Given request: Repeat exactly the lines from the one containing "Extract all readable text from this page." through the last line of the records below, both included, and nothing else.
--- start ---
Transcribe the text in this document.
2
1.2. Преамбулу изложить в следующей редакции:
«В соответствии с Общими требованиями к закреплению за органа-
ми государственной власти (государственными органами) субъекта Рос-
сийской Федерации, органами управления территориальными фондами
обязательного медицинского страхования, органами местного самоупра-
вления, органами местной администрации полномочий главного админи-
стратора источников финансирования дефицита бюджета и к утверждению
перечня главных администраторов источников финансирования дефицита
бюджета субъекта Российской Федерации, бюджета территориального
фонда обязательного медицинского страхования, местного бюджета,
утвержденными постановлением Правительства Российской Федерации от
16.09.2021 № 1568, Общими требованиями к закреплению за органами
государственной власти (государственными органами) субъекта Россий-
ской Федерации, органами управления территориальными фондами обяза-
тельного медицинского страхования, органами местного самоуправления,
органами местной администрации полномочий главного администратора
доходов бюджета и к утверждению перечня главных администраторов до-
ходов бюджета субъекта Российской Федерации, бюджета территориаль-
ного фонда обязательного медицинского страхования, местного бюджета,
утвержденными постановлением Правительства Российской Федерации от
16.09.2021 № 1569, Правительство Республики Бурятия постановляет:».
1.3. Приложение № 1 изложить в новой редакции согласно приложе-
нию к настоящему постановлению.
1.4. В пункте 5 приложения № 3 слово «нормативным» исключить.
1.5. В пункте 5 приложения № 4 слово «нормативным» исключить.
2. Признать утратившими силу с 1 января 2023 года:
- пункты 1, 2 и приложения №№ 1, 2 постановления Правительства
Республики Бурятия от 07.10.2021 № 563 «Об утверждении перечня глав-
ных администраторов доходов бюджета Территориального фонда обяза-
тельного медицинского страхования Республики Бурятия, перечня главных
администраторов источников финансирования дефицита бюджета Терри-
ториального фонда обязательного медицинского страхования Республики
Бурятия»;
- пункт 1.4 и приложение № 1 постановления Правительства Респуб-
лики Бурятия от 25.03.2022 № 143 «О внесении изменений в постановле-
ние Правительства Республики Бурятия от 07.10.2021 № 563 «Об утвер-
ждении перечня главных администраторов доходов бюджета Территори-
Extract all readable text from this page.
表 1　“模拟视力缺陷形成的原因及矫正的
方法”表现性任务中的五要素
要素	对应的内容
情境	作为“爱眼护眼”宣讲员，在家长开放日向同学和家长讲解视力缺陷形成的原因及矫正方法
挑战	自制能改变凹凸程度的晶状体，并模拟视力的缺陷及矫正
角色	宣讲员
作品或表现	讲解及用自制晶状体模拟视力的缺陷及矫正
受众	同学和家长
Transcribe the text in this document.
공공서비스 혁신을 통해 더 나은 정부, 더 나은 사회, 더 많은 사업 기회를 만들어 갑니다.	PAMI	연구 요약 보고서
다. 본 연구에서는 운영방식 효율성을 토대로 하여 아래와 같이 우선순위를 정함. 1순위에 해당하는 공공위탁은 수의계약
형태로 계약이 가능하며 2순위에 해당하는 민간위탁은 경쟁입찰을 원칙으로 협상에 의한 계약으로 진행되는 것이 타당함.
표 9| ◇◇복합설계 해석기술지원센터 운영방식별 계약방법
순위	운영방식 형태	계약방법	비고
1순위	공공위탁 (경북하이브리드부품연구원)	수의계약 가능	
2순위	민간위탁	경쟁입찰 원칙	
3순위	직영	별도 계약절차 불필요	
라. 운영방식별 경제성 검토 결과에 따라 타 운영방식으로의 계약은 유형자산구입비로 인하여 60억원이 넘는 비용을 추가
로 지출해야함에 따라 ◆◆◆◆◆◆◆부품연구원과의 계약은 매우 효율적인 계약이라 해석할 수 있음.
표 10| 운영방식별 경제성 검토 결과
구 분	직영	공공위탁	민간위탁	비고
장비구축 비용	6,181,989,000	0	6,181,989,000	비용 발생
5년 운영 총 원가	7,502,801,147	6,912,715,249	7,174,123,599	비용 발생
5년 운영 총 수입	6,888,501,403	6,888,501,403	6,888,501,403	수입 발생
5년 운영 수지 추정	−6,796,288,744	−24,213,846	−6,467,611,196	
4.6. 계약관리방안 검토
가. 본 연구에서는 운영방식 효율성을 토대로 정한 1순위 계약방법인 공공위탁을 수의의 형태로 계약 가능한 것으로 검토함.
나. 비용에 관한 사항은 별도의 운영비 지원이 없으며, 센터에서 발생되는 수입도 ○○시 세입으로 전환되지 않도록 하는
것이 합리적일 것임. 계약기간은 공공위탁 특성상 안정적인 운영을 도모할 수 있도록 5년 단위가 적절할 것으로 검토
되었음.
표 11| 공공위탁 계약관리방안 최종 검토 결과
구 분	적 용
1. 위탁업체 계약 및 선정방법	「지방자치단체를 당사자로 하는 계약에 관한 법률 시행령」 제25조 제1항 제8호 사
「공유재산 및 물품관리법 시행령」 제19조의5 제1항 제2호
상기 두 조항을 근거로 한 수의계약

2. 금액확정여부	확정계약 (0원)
--- end ---
Written solution:
Extract all readable text from this page.
表 1　“模拟视力缺陷形成的原因及矫正的
方法”表现性任务中的五要素
要素	对应的内容
情境	作为“爱眼护眼”宣讲员，在家长开放日向同学和家长讲解视力缺陷形成的原因及矫正方法
挑战	自制能改变凹凸程度的晶状体，并模拟视力的缺陷及矫正
角色	宣讲员
作品或表现	讲解及用自制晶状体模拟视力的缺陷及矫正
受众	同学和家长
Transcribe the text in this document.
공공서비스 혁신을 통해 더 나은 정부, 더 나은 사회, 더 많은 사업 기회를 만들어 갑니다.	PAMI	연구 요약 보고서
다. 본 연구에서는 운영방식 효율성을 토대로 하여 아래와 같이 우선순위를 정함. 1순위에 해당하는 공공위탁은 수의계약
형태로 계약이 가능하며 2순위에 해당하는 민간위탁은 경쟁입찰을 원칙으로 협상에 의한 계약으로 진행되는 것이 타당함.
표 9| ◇◇복합설계 해석기술지원센터 운영방식별 계약방법
순위	운영방식 형태	계약방법	비고
1순위	공공위탁 (경북하이브리드부품연구원)	수의계약 가능	
2순위	민간위탁	경쟁입찰 원칙	
3순위	직영	별도 계약절차 불필요	
라. 운영방식별 경제성 검토 결과에 따라 타 운영방식으로의 계약은 유형자산구입비로 인하여 60억원이 넘는 비용을 추가
로 지출해야함에 따라 ◆◆◆◆◆◆◆부품연구원과의 계약은 매우 효율적인 계약이라 해석할 수 있음.
표 10| 운영방식별 경제성 검토 결과
구 분	직영	공공위탁	민간위탁	비고
장비구축 비용	6,181,989,000	0	6,181,989,000	비용 발생
5년 운영 총 원가	7,502,801,147	6,912,715,249	7,174,123,599	비용 발생
5년 운영 총 수입	6,888,501,403	6,888,501,403	6,888,501,403	수입 발생
5년 운영 수지 추정	−6,796,288,744	−24,213,846	−6,467,611,196	
4.6. 계약관리방안 검토
가. 본 연구에서는 운영방식 효율성을 토대로 정한 1순위 계약방법인 공공위탁을 수의의 형태로 계약 가능한 것으로 검토함.
나. 비용에 관한 사항은 별도의 운영비 지원이 없으며, 센터에서 발생되는 수입도 ○○시 세입으로 전환되지 않도록 하는
것이 합리적일 것임. 계약기간은 공공위탁 특성상 안정적인 운영을 도모할 수 있도록 5년 단위가 적절할 것으로 검토
되었음.
표 11| 공공위탁 계약관리방안 최종 검토 결과
구 분	적 용
1. 위탁업체 계약 및 선정방법	「지방자치단체를 당사자로 하는 계약에 관한 법률 시행령」 제25조 제1항 제8호 사
「공유재산 및 물품관리법 시행령」 제19조의5 제1항 제2호
상기 두 조항을 근거로 한 수의계약

2. 금액확정여부	확정계약 (0원)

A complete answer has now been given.